→ Input rows:
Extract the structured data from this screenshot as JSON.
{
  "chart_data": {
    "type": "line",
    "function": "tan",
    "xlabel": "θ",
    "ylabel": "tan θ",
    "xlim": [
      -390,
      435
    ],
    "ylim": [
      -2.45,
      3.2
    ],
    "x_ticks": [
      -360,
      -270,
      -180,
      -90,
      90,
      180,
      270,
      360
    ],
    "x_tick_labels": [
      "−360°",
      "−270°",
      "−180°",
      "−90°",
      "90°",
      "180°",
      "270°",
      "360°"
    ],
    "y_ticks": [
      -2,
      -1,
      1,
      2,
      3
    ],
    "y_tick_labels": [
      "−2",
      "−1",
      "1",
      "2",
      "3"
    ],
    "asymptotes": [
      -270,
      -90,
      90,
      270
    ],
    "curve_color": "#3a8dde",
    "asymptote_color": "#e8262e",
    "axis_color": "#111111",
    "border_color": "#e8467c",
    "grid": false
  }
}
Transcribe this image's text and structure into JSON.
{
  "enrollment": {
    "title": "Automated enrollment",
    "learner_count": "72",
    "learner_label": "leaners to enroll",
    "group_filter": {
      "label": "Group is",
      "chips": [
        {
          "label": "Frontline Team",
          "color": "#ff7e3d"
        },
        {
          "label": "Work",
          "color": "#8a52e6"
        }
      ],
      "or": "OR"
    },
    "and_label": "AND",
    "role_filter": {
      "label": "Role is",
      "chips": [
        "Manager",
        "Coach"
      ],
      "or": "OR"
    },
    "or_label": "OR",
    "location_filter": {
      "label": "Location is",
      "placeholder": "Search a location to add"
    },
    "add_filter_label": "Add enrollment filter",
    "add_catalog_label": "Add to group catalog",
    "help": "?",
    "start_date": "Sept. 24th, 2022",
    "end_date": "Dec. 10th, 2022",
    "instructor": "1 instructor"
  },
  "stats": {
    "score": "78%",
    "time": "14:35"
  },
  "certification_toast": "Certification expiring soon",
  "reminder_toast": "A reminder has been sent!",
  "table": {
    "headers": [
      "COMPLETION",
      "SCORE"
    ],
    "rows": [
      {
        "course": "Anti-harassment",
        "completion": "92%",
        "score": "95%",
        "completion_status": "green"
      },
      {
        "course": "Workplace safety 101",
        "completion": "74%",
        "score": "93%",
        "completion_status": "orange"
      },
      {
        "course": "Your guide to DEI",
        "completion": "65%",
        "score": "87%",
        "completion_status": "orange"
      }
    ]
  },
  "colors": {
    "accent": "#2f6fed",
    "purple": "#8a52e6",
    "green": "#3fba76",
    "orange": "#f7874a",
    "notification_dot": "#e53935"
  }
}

→ The task:
The records above must be repeated exactly, every one of them.

→ Final answer:
Extract the structured data from this screenshot as JSON.
{
  "chart_data": {
    "type": "line",
    "function": "tan",
    "xlabel": "θ",
    "ylabel": "tan θ",
    "xlim": [
      -390,
      435
    ],
    "ylim": [
      -2.45,
      3.2
    ],
    "x_ticks": [
      -360,
      -270,
      -180,
      -90,
      90,
      180,
      270,
      360
    ],
    "x_tick_labels": [
      "−360°",
      "−270°",
      "−180°",
      "−90°",
      "90°",
      "180°",
      "270°",
      "360°"
    ],
    "y_ticks": [
      -2,
      -1,
      1,
      2,
      3
    ],
    "y_tick_labels": [
      "−2",
      "−1",
      "1",
      "2",
      "3"
    ],
    "asymptotes": [
      -270,
      -90,
      90,
      270
    ],
    "curve_color": "#3a8dde",
    "asymptote_color": "#e8262e",
    "axis_color": "#111111",
    "border_color": "#e8467c",
    "grid": false
  }
}
Transcribe this image's text and structure into JSON.
{
  "enrollment": {
    "title": "Automated enrollment",
    "learner_count": "72",
    "learner_label": "leaners to enroll",
    "group_filter": {
      "label": "Group is",
      "chips": [
        {
          "label": "Frontline Team",
          "color": "#ff7e3d"
        },
        {
          "label": "Work",
          "color": "#8a52e6"
        }
      ],
      "or": "OR"
    },
    "and_label": "AND",
    "role_filter": {
      "label": "Role is",
      "chips": [
        "Manager",
        "Coach"
      ],
      "or": "OR"
    },
    "or_label": "OR",
    "location_filter": {
      "label": "Location is",
      "placeholder": "Search a location to add"
    },
    "add_filter_label": "Add enrollment filter",
    "add_catalog_label": "Add to group catalog",
    "help": "?",
    "start_date": "Sept. 24th, 2022",
    "end_date": "Dec. 10th, 2022",
    "instructor": "1 instructor"
  },
  "stats": {
    "score": "78%",
    "time": "14:35"
  },
  "certification_toast": "Certification expiring soon",
  "reminder_toast": "A reminder has been sent!",
  "table": {
    "headers": [
      "COMPLETION",
      "SCORE"
    ],
    "rows": [
      {
        "course": "Anti-harassment",
        "completion": "92%",
        "score": "95%",
        "completion_status": "green"
      },
      {
        "course": "Workplace safety 101",
        "completion": "74%",
        "score": "93%",
        "completion_status": "orange"
      },
      {
        "course": "Your guide to DEI",
        "completion": "65%",
        "score": "87%",
        "completion_status": "orange"
      }
    ]
  },
  "colors": {
    "accent": "#2f6fed",
    "purple": "#8a52e6",
    "green": "#3fba76",
    "orange": "#f7874a",
    "notification_dot": "#e53935"
  }
}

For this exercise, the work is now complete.